* [EXTRACT PROVIDED]:
Professor Alex “Sandy” Pentland
What if you could see yourself as others see you? What if we could have
a “gods eye” view of how the people in our workgroup interact? Or “see”
everyone in our town? Or even our entire country? Now you can, by
using the reality mining technology Sandy and his colleagues have
developed
over the last decade.
Every time you use your cell phone, you leave behind a few bits of
information. The phone pings the nearest cell-phone towers, revealing
its location. Your service provider records the duration of your call
and the number dialed. And the newest smart phones can collect even
more information about their users, recording everything from their
physical activity to their conversational cadences.
People are — rightfully — nervous about trailing these sorts
of
digital bread crumbs
behind them. But the same information could help solve identity theft
and fraud by automatically determining security settings. More
significantly, cell-phone data can shed light on workplace dynamics and
on the well-being of communities. It could even help project the course
of disease outbreaks and provide clues about individuals’ health.

* [REQUIRED WORK]:
A. Translate this sentence from the passage on reality mining into Spanish: "Your service provider records the duration of your call and the number dialed."
B. From the passage on reality mining, quote the words from "Every time you" to "about individuals’ health.".

Records taken from a dataset
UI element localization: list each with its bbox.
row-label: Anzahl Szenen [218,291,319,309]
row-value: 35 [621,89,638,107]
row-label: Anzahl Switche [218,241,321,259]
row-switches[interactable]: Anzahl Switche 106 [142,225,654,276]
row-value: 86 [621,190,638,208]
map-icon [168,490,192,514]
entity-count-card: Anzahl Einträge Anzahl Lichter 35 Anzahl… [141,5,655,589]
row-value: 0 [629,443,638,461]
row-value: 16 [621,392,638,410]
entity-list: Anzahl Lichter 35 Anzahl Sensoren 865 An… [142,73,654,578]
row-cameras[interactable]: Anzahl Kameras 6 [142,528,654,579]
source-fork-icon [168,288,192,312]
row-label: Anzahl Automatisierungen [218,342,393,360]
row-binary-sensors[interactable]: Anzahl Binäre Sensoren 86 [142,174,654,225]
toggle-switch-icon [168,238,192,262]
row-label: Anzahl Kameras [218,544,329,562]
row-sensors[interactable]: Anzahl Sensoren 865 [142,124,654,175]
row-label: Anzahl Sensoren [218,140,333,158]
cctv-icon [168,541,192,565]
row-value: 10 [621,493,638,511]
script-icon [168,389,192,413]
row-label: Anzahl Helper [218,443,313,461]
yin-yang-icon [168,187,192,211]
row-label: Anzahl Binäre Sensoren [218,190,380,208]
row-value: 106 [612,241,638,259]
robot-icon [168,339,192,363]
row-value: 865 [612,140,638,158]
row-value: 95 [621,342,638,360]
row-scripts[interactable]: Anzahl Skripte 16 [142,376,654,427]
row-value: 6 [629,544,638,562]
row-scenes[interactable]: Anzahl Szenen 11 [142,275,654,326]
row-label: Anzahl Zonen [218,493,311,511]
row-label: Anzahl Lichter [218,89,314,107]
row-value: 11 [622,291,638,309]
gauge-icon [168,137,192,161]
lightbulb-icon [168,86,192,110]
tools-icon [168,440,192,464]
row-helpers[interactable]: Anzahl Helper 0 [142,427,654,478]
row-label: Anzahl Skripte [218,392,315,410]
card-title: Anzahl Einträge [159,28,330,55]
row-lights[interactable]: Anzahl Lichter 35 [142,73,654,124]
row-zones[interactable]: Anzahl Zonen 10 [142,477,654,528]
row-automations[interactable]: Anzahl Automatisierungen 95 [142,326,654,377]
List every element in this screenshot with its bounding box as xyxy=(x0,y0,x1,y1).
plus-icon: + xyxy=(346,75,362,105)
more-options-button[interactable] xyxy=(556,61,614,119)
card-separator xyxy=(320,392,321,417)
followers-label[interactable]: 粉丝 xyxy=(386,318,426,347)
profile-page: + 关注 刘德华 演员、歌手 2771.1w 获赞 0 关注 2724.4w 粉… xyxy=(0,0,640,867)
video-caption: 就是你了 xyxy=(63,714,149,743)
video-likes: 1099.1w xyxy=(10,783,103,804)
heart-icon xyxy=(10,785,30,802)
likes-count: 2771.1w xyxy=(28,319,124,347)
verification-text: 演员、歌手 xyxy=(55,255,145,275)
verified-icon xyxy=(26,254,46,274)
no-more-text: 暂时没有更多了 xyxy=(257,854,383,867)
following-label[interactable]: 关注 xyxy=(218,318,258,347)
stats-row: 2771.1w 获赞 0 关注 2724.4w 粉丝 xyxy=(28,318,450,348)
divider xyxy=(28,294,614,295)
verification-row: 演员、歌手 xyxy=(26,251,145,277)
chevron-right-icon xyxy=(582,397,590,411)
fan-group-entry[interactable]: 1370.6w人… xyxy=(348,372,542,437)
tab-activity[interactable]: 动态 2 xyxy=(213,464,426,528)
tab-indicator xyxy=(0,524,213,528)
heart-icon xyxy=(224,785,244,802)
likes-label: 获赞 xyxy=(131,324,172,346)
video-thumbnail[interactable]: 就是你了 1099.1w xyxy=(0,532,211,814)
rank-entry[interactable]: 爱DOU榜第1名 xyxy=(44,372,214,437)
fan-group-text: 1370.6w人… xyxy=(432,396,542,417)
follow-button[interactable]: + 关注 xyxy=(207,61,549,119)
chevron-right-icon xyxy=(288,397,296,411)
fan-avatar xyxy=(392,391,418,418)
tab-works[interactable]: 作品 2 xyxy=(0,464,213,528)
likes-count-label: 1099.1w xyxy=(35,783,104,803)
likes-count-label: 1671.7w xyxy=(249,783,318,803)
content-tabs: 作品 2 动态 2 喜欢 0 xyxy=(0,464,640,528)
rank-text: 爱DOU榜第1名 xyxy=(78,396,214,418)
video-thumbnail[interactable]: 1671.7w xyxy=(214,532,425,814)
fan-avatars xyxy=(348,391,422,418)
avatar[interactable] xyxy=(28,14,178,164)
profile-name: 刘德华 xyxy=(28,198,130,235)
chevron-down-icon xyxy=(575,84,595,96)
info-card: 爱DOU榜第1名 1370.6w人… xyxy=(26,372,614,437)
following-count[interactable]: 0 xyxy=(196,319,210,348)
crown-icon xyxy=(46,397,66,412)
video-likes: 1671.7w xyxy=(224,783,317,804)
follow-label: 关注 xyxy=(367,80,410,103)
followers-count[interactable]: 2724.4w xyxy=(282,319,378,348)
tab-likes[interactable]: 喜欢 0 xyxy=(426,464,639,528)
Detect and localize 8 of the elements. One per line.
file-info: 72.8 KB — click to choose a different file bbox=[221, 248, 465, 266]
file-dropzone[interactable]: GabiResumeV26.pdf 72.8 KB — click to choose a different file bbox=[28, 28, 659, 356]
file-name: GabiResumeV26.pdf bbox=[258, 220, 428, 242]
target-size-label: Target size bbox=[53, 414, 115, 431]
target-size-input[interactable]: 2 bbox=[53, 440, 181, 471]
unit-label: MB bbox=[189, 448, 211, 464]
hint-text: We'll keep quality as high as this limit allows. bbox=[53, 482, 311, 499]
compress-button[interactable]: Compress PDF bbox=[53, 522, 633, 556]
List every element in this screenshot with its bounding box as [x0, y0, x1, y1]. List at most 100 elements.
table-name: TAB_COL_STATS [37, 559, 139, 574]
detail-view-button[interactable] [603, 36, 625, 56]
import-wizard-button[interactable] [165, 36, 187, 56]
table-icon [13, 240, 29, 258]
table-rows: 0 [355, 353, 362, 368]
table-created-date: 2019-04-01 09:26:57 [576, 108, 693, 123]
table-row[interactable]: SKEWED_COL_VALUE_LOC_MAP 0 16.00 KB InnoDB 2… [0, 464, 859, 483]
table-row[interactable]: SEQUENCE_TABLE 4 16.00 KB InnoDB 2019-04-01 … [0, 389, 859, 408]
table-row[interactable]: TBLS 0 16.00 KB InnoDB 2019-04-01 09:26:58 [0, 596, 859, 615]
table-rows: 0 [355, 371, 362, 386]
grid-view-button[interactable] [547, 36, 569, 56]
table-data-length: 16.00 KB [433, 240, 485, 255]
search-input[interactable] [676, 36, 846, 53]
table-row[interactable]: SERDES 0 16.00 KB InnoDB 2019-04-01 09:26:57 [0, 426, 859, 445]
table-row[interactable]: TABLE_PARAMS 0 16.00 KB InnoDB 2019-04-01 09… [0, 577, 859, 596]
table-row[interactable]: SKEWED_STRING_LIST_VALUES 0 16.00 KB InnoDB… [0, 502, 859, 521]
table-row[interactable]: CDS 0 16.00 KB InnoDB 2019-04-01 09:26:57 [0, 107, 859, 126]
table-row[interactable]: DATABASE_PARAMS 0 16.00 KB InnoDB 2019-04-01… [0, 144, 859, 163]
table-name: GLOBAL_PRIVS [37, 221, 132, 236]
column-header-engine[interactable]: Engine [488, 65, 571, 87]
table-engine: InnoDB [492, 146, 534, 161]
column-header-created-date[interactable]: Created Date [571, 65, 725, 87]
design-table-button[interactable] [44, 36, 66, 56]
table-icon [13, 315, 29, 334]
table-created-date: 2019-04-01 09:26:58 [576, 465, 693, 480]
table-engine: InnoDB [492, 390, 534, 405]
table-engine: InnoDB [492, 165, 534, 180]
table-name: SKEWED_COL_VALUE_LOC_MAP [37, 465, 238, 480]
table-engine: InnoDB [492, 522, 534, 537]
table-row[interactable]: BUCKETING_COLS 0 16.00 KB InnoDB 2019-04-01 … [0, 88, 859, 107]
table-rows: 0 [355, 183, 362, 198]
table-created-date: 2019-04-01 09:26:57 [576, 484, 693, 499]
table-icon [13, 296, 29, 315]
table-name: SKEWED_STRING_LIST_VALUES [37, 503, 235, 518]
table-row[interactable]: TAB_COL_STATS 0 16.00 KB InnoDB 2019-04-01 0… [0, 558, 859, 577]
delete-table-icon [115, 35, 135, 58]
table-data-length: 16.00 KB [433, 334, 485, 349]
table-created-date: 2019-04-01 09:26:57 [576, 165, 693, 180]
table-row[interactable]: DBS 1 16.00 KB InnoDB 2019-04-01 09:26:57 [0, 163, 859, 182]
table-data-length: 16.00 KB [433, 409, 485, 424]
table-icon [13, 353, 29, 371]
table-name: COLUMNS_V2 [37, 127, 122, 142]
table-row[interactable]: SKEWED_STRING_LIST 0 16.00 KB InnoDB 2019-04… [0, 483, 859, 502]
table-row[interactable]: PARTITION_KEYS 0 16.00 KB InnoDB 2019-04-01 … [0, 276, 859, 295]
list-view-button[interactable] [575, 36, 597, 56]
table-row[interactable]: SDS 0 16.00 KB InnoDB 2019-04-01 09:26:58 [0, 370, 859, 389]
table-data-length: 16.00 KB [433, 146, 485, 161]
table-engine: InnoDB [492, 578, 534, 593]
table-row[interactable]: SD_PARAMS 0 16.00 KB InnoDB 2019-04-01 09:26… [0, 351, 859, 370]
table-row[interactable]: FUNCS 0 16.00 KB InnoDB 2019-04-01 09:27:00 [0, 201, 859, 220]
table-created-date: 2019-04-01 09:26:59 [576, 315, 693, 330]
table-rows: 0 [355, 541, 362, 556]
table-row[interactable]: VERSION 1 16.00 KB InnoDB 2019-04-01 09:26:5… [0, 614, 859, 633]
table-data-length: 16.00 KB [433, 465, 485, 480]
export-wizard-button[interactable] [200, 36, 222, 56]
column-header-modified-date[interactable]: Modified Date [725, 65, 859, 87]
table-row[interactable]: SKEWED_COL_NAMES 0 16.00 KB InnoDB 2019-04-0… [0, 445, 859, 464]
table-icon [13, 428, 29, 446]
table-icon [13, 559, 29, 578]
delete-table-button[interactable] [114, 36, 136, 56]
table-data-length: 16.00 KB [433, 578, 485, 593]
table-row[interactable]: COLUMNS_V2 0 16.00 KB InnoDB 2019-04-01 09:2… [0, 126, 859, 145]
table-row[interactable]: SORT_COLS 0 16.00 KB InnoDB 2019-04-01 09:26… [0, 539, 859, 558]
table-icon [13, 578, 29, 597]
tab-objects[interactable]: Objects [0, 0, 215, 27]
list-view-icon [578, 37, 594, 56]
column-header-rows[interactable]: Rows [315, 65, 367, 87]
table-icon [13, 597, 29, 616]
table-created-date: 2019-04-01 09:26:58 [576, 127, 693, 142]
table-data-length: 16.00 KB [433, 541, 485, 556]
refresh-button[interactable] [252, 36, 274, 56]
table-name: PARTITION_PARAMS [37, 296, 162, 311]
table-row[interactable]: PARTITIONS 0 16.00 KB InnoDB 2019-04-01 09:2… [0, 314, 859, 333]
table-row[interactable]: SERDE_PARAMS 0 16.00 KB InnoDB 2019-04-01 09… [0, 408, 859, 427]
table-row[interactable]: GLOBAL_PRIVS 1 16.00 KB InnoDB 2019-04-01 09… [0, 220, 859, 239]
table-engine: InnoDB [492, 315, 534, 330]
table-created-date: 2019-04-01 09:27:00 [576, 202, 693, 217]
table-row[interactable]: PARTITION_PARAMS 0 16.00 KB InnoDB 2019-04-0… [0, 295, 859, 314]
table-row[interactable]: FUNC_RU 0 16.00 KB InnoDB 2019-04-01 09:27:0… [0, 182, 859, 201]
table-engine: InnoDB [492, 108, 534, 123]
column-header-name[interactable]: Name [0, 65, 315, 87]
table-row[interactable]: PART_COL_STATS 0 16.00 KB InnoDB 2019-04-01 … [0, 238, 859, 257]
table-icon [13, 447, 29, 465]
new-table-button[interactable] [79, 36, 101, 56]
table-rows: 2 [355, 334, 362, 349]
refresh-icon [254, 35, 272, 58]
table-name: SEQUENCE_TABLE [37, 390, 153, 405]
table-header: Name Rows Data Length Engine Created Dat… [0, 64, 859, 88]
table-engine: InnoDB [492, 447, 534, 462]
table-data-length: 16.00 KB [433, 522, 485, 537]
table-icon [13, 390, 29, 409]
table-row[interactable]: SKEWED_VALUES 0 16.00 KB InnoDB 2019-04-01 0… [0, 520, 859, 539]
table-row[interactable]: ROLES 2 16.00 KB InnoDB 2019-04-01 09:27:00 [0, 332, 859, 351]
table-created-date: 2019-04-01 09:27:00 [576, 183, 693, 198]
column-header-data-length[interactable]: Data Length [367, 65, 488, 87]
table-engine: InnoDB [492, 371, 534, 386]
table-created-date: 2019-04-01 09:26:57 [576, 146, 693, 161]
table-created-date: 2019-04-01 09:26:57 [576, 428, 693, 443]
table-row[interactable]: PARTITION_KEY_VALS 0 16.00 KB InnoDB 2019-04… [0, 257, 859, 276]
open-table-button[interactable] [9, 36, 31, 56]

* [ANSWERS TO THE EXERCISES]:
A. Su proveedor de servicios registra la duración de su llamada y el número marcado.

B.
Every time you use your cell phone, you leave behind a few bits of
information. The phone pings the nearest cell-phone towers, revealing
its location. Your service provider records the duration of your call
and the number dialed. And the newest smart phones can collect even
more information about their users, recording everything from their
physical activity to their conversational cadences.
People are — rightfully — nervous about trailing these sorts
of
digital bread crumbs
behind them. But the same information could help solve identity theft
and fraud by automatically determining security settings. More
significantly, cell-phone data can shed light on workplace dynamics and
on the well-being of communities. It could even help project the course
of disease outbreaks and provide clues about individuals’ health.